[Saved entries]

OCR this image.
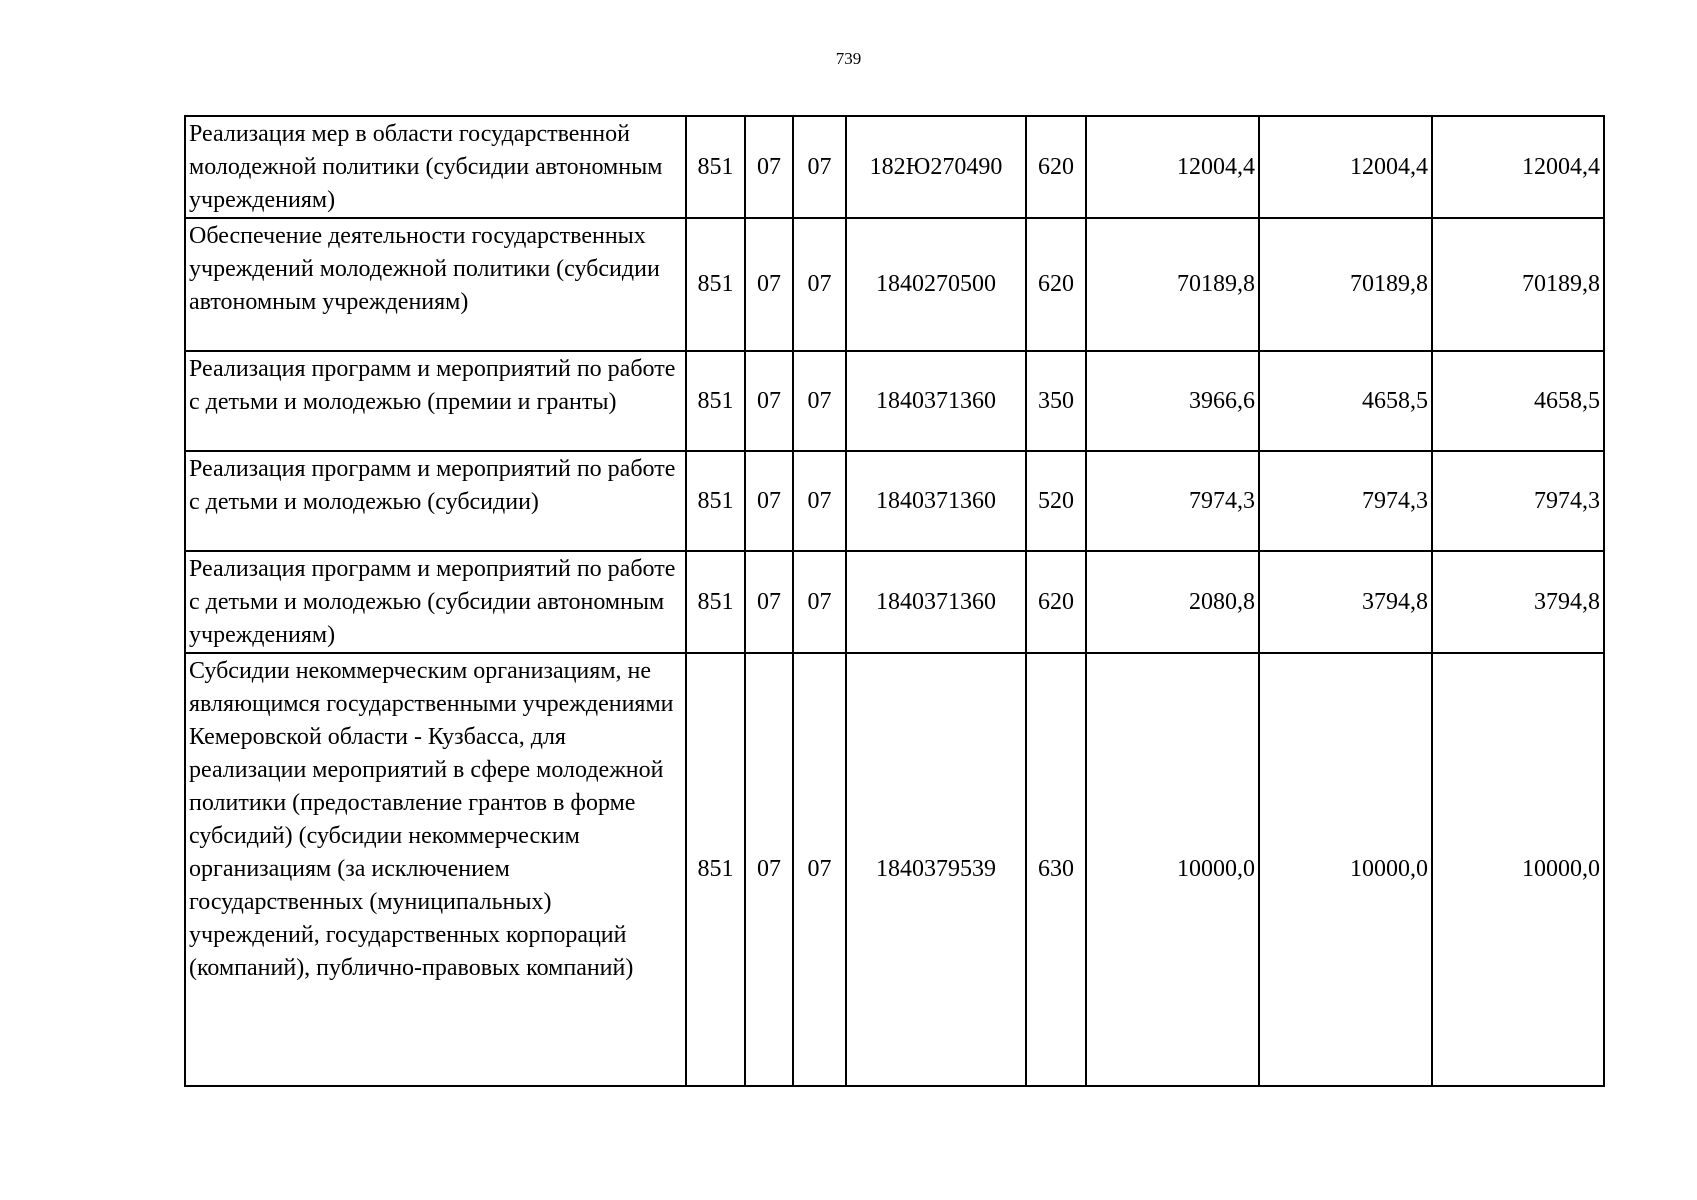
739
Реализация мер в области государственной молодежной политики (субсидии автономным учреждениям)	851	07	07	182Ю270490	620	12004,4	12004,4	12004,4
Обеспечение деятельности государственных учреждений молодежной политики (субсидии автономным учреждениям)	851	07	07	1840270500	620	70189,8	70189,8	70189,8
Реализация программ и мероприятий по работе с детьми и молодежью (премии и гранты)	851	07	07	1840371360	350	3966,6	4658,5	4658,5
Реализация программ и мероприятий по работе с детьми и молодежью (субсидии)	851	07	07	1840371360	520	7974,3	7974,3	7974,3
Реализация программ и мероприятий по работе с детьми и молодежью (субсидии автономным учреждениям)	851	07	07	1840371360	620	2080,8	3794,8	3794,8
Субсидии некоммерческим организациям, не являющимся государственными учреждениями Кемеровской области - Кузбасса, для реализации мероприятий в сфере молодежной политики (предоставление грантов в форме субсидий) (субсидии некоммерческим организациям (за исключением государственных (муниципальных) учреждений, государственных корпораций (компаний), публично-правовых компаний)	851	07	07	1840379539	630	10000,0	10000,0	10000,0
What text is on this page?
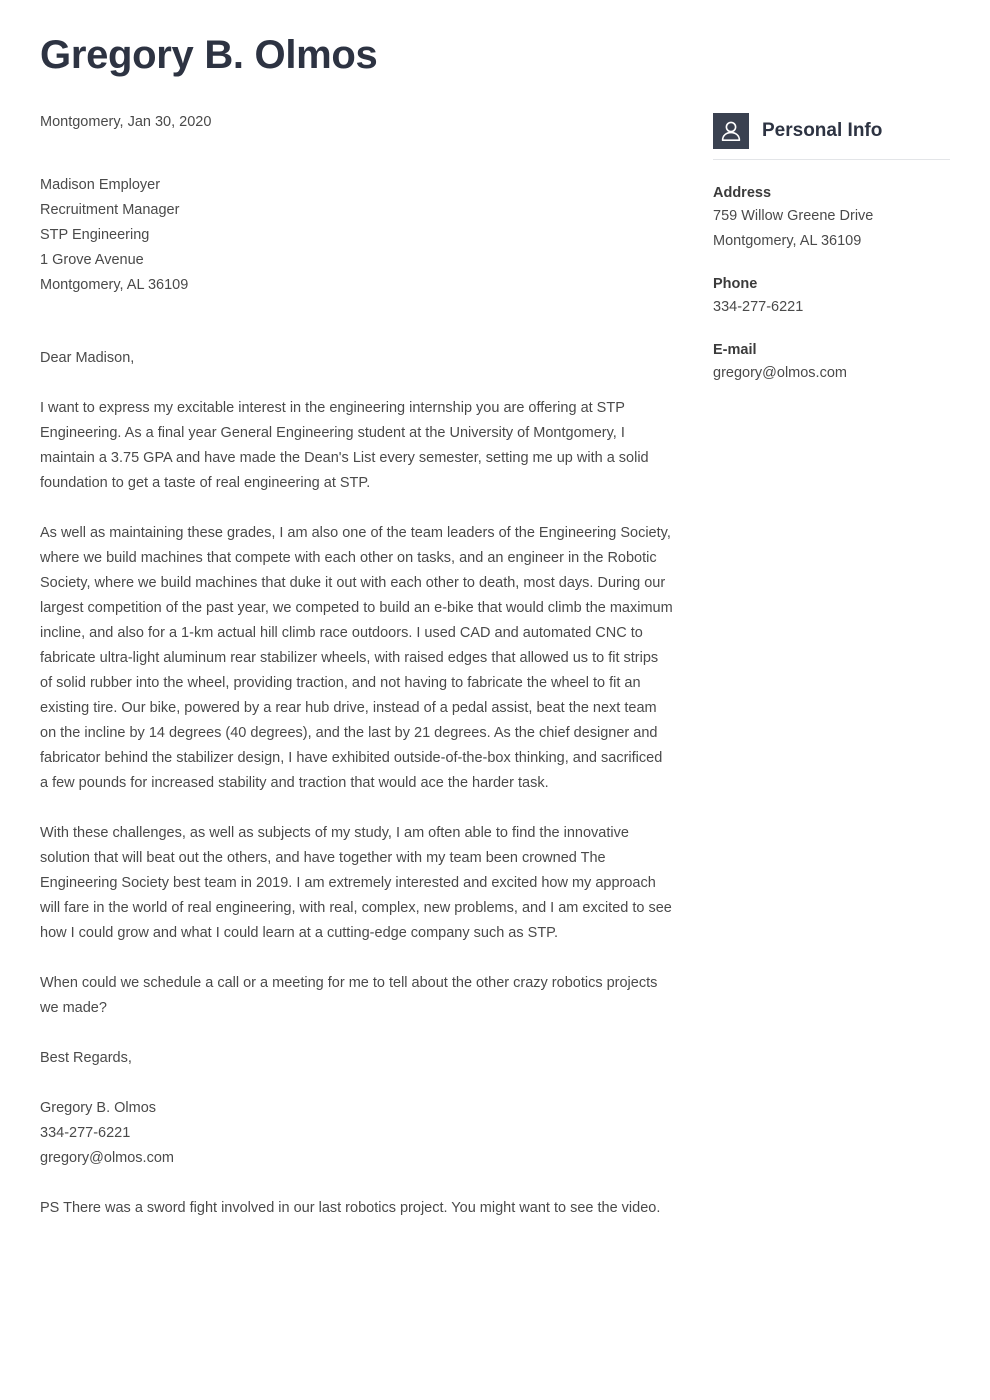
Gregory B. Olmos
Montgomery, Jan 30, 2020
Madison Employer
Recruitment Manager
STP Engineering
1 Grove Avenue
Montgomery, AL 36109
Dear Madison,

I want to express my excitable interest in the engineering internship you are offering at STP Engineering. As a final year General Engineering student at the University of Montgomery, I maintain a 3.75 GPA and have made the Dean's List every semester, setting me up with a solid foundation to get a taste of real engineering at STP.

As well as maintaining these grades, I am also one of the team leaders of the Engineering Society, where we build machines that compete with each other on tasks, and an engineer in the Robotic Society, where we build machines that duke it out with each other to death, most days. During our largest competition of the past year, we competed to build an e-bike that would climb the maximum incline, and also for a 1-km actual hill climb race outdoors. I used CAD and automated CNC to fabricate ultra-light aluminum rear stabilizer wheels, with raised edges that allowed us to fit strips of solid rubber into the wheel, providing traction, and not having to fabricate the wheel to fit an existing tire. Our bike, powered by a rear hub drive, instead of a pedal assist, beat the next team on the incline by 14 degrees (40 degrees), and the last by 21 degrees. As the chief designer and fabricator behind the stabilizer design, I have exhibited outside-of-the-box thinking, and sacrificed a few pounds for increased stability and traction that would ace the harder task.

With these challenges, as well as subjects of my study, I am often able to find the innovative solution that will beat out the others, and have together with my team been crowned The Engineering Society best team in 2019. I am extremely interested and excited how my approach will fare in the world of real engineering, with real, complex, new problems, and I am excited to see how I could grow and what I could learn at a cutting-edge company such as STP.

When could we schedule a call or a meeting for me to tell about the other crazy robotics projects we made?

Best Regards,
Gregory B. Olmos
334-277-6221
gregory@olmos.com

PS There was a sword fight involved in our last robotics project. You might want to see the video.

Personal Info
Address
759 Willow Greene Drive
Montgomery, AL 36109
Phone
334-277-6221
E-mail
gregory@olmos.com
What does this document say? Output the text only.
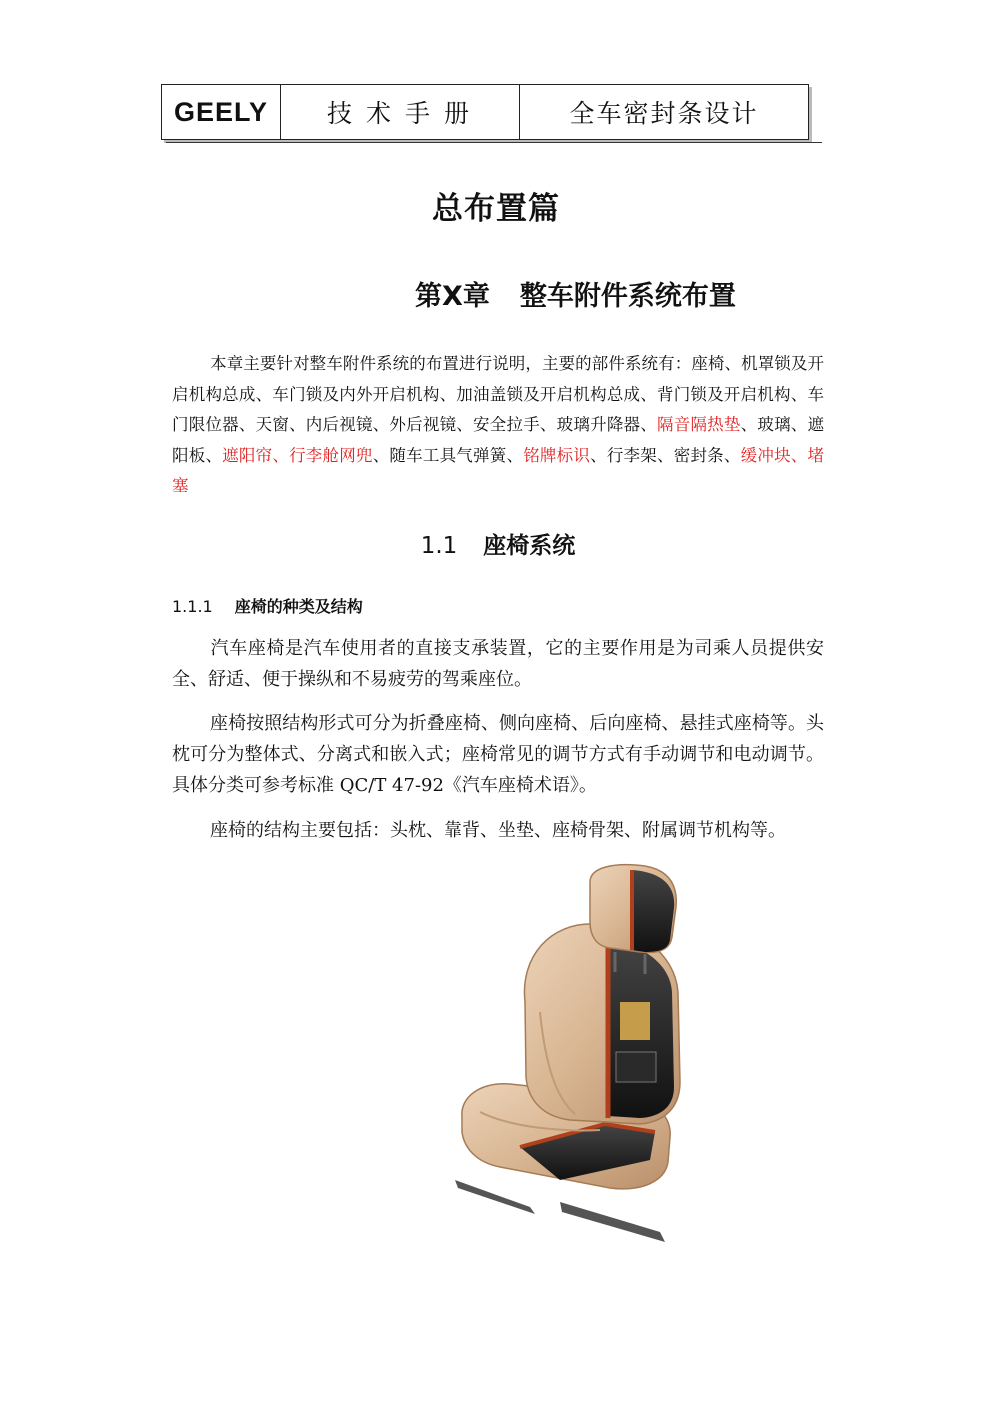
GEELY	技术手册	全车密封条设计
总布置篇
第X章 整车附件系统布置

本章主要针对整车附件系统的布置进行说明，主要的部件系统有：座椅、机罩锁及开启机构总成、车门锁及内外开启机构、加油盖锁及开启机构总成、背门锁及开启机构、车门限位器、天窗、内后视镜、外后视镜、安全拉手、玻璃升降器、隔音隔热垫、玻璃、遮阳板、遮阳帘、行李舱网兜、随车工具气弹簧、铭牌标识、行李架、密封条、缓冲块、堵塞

1.1 座椅系统
1.1.1 座椅的种类及结构

汽车座椅是汽车使用者的直接支承装置，它的主要作用是为司乘人员提供安全、舒适、便于操纵和不易疲劳的驾乘座位。

座椅按照结构形式可分为折叠座椅、侧向座椅、后向座椅、悬挂式座椅等。头枕可分为整体式、分离式和嵌入式；座椅常见的调节方式有手动调节和电动调节。具体分类可参考标准 QC/T 47-92《汽车座椅术语》。

座椅的结构主要包括：头枕、靠背、坐垫、座椅骨架、附属调节机构等。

» **Problem**:
Drop the pictures and reproduce the rest of the entries above exactly.

» **Output of the exercise**:
OCR this image.
739
Реализация мер в области государственной молодежной политики (субсидии автономным учреждениям)	851	07	07	182Ю270490	620	12004,4	12004,4	12004,4
Обеспечение деятельности государственных учреждений молодежной политики (субсидии автономным учреждениям)	851	07	07	1840270500	620	70189,8	70189,8	70189,8
Реализация программ и мероприятий по работе с детьми и молодежью (премии и гранты)	851	07	07	1840371360	350	3966,6	4658,5	4658,5
Реализация программ и мероприятий по работе с детьми и молодежью (субсидии)	851	07	07	1840371360	520	7974,3	7974,3	7974,3
Реализация программ и мероприятий по работе с детьми и молодежью (субсидии автономным учреждениям)	851	07	07	1840371360	620	2080,8	3794,8	3794,8
Субсидии некоммерческим организациям, не являющимся государственными учреждениями Кемеровской области - Кузбасса, для реализации мероприятий в сфере молодежной политики (предоставление грантов в форме субсидий) (субсидии некоммерческим организациям (за исключением государственных (муниципальных) учреждений, государственных корпораций (компаний), публично-правовых компаний)	851	07	07	1840379539	630	10000,0	10000,0	10000,0
What text is on this page?
Gregory B. Olmos
Montgomery, Jan 30, 2020
Madison Employer
Recruitment Manager
STP Engineering
1 Grove Avenue
Montgomery, AL 36109
Dear Madison,

I want to express my excitable interest in the engineering internship you are offering at STP Engineering. As a final year General Engineering student at the University of Montgomery, I maintain a 3.75 GPA and have made the Dean's List every semester, setting me up with a solid foundation to get a taste of real engineering at STP.

As well as maintaining these grades, I am also one of the team leaders of the Engineering Society, where we build machines that compete with each other on tasks, and an engineer in the Robotic Society, where we build machines that duke it out with each other to death, most days. During our largest competition of the past year, we competed to build an e-bike that would climb the maximum incline, and also for a 1-km actual hill climb race outdoors. I used CAD and automated CNC to fabricate ultra-light aluminum rear stabilizer wheels, with raised edges that allowed us to fit strips of solid rubber into the wheel, providing traction, and not having to fabricate the wheel to fit an existing tire. Our bike, powered by a rear hub drive, instead of a pedal assist, beat the next team on the incline by 14 degrees (40 degrees), and the last by 21 degrees. As the chief designer and fabricator behind the stabilizer design, I have exhibited outside-of-the-box thinking, and sacrificed a few pounds for increased stability and traction that would ace the harder task.

With these challenges, as well as subjects of my study, I am often able to find the innovative solution that will beat out the others, and have together with my team been crowned The Engineering Society best team in 2019. I am extremely interested and excited how my approach will fare in the world of real engineering, with real, complex, new problems, and I am excited to see how I could grow and what I could learn at a cutting-edge company such as STP.

When could we schedule a call or a meeting for me to tell about the other crazy robotics projects we made?

Best Regards,
Gregory B. Olmos
334-277-6221
gregory@olmos.com

PS There was a sword fight involved in our last robotics project. You might want to see the video.

Personal Info
Address
759 Willow Greene Drive
Montgomery, AL 36109
Phone
334-277-6221
E-mail
gregory@olmos.com
What does this document say? Output the text only.
GEELY	技术手册	全车密封条设计
总布置篇
第X章 整车附件系统布置

本章主要针对整车附件系统的布置进行说明，主要的部件系统有：座椅、机罩锁及开启机构总成、车门锁及内外开启机构、加油盖锁及开启机构总成、背门锁及开启机构、车门限位器、天窗、内后视镜、外后视镜、安全拉手、玻璃升降器、隔音隔热垫、玻璃、遮阳板、遮阳帘、行李舱网兜、随车工具气弹簧、铭牌标识、行李架、密封条、缓冲块、堵塞

1.1 座椅系统
1.1.1 座椅的种类及结构

汽车座椅是汽车使用者的直接支承装置，它的主要作用是为司乘人员提供安全、舒适、便于操纵和不易疲劳的驾乘座位。

座椅按照结构形式可分为折叠座椅、侧向座椅、后向座椅、悬挂式座椅等。头枕可分为整体式、分离式和嵌入式；座椅常见的调节方式有手动调节和电动调节。具体分类可参考标准 QC/T 47-92《汽车座椅术语》。

座椅的结构主要包括：头枕、靠背、坐垫、座椅骨架、附属调节机构等。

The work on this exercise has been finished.